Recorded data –
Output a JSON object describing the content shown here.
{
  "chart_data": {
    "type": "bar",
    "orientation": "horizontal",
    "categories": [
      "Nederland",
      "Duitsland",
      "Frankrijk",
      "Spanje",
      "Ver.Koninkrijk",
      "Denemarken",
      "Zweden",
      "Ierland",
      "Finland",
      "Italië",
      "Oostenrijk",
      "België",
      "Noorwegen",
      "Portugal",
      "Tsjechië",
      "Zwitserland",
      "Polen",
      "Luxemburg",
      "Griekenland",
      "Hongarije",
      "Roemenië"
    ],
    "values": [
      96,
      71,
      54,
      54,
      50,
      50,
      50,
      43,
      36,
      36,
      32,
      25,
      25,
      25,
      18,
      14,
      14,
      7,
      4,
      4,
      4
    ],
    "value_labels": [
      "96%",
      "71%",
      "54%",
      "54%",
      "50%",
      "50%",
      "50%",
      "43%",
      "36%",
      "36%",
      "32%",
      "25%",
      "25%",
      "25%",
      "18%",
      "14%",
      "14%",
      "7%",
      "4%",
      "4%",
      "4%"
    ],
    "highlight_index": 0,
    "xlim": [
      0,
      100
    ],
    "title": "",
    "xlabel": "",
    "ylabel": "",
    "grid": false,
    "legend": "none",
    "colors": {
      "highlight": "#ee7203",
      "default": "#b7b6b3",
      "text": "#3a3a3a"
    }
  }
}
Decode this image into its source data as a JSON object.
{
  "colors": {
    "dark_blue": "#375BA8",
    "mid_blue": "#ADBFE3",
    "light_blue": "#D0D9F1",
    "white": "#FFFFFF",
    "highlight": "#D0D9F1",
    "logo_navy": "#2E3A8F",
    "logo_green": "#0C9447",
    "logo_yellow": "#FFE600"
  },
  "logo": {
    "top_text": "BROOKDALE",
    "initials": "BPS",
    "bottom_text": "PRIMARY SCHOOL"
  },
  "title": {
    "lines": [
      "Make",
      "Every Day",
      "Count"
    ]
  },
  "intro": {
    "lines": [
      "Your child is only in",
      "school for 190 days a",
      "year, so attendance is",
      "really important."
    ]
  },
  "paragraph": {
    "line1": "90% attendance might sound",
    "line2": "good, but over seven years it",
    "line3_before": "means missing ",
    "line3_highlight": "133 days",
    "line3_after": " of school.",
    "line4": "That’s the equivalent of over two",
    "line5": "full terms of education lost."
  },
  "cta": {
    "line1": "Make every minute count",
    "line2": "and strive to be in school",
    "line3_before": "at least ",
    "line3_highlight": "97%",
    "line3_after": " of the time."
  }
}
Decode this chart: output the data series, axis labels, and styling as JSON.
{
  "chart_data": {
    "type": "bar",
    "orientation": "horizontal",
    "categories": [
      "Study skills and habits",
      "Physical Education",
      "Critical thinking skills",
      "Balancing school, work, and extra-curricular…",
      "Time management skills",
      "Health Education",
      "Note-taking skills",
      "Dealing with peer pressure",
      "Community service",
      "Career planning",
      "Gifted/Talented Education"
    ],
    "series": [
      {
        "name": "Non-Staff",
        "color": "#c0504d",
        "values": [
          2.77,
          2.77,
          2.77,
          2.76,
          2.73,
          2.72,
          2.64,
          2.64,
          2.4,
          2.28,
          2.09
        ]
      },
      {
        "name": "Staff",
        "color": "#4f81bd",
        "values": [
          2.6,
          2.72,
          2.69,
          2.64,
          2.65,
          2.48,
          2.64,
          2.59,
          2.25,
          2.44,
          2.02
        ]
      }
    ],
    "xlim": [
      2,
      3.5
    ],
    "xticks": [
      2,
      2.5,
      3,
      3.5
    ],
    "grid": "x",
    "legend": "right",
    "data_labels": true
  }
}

Task prompt – Recite the full listing above exactly.

Exercise result –
Output a JSON object describing the content shown here.
{
  "chart_data": {
    "type": "bar",
    "orientation": "horizontal",
    "categories": [
      "Nederland",
      "Duitsland",
      "Frankrijk",
      "Spanje",
      "Ver.Koninkrijk",
      "Denemarken",
      "Zweden",
      "Ierland",
      "Finland",
      "Italië",
      "Oostenrijk",
      "België",
      "Noorwegen",
      "Portugal",
      "Tsjechië",
      "Zwitserland",
      "Polen",
      "Luxemburg",
      "Griekenland",
      "Hongarije",
      "Roemenië"
    ],
    "values": [
      96,
      71,
      54,
      54,
      50,
      50,
      50,
      43,
      36,
      36,
      32,
      25,
      25,
      25,
      18,
      14,
      14,
      7,
      4,
      4,
      4
    ],
    "value_labels": [
      "96%",
      "71%",
      "54%",
      "54%",
      "50%",
      "50%",
      "50%",
      "43%",
      "36%",
      "36%",
      "32%",
      "25%",
      "25%",
      "25%",
      "18%",
      "14%",
      "14%",
      "7%",
      "4%",
      "4%",
      "4%"
    ],
    "highlight_index": 0,
    "xlim": [
      0,
      100
    ],
    "title": "",
    "xlabel": "",
    "ylabel": "",
    "grid": false,
    "legend": "none",
    "colors": {
      "highlight": "#ee7203",
      "default": "#b7b6b3",
      "text": "#3a3a3a"
    }
  }
}
Decode this image into its source data as a JSON object.
{
  "colors": {
    "dark_blue": "#375BA8",
    "mid_blue": "#ADBFE3",
    "light_blue": "#D0D9F1",
    "white": "#FFFFFF",
    "highlight": "#D0D9F1",
    "logo_navy": "#2E3A8F",
    "logo_green": "#0C9447",
    "logo_yellow": "#FFE600"
  },
  "logo": {
    "top_text": "BROOKDALE",
    "initials": "BPS",
    "bottom_text": "PRIMARY SCHOOL"
  },
  "title": {
    "lines": [
      "Make",
      "Every Day",
      "Count"
    ]
  },
  "intro": {
    "lines": [
      "Your child is only in",
      "school for 190 days a",
      "year, so attendance is",
      "really important."
    ]
  },
  "paragraph": {
    "line1": "90% attendance might sound",
    "line2": "good, but over seven years it",
    "line3_before": "means missing ",
    "line3_highlight": "133 days",
    "line3_after": " of school.",
    "line4": "That’s the equivalent of over two",
    "line5": "full terms of education lost."
  },
  "cta": {
    "line1": "Make every minute count",
    "line2": "and strive to be in school",
    "line3_before": "at least ",
    "line3_highlight": "97%",
    "line3_after": " of the time."
  }
}
Decode this chart: output the data series, axis labels, and styling as JSON.
{
  "chart_data": {
    "type": "bar",
    "orientation": "horizontal",
    "categories": [
      "Study skills and habits",
      "Physical Education",
      "Critical thinking skills",
      "Balancing school, work, and extra-curricular…",
      "Time management skills",
      "Health Education",
      "Note-taking skills",
      "Dealing with peer pressure",
      "Community service",
      "Career planning",
      "Gifted/Talented Education"
    ],
    "series": [
      {
        "name": "Non-Staff",
        "color": "#c0504d",
        "values": [
          2.77,
          2.77,
          2.77,
          2.76,
          2.73,
          2.72,
          2.64,
          2.64,
          2.4,
          2.28,
          2.09
        ]
      },
      {
        "name": "Staff",
        "color": "#4f81bd",
        "values": [
          2.6,
          2.72,
          2.69,
          2.64,
          2.65,
          2.48,
          2.64,
          2.59,
          2.25,
          2.44,
          2.02
        ]
      }
    ],
    "xlim": [
      2,
      3.5
    ],
    "xticks": [
      2,
      2.5,
      3,
      3.5
    ],
    "grid": "x",
    "legend": "right",
    "data_labels": true
  }
}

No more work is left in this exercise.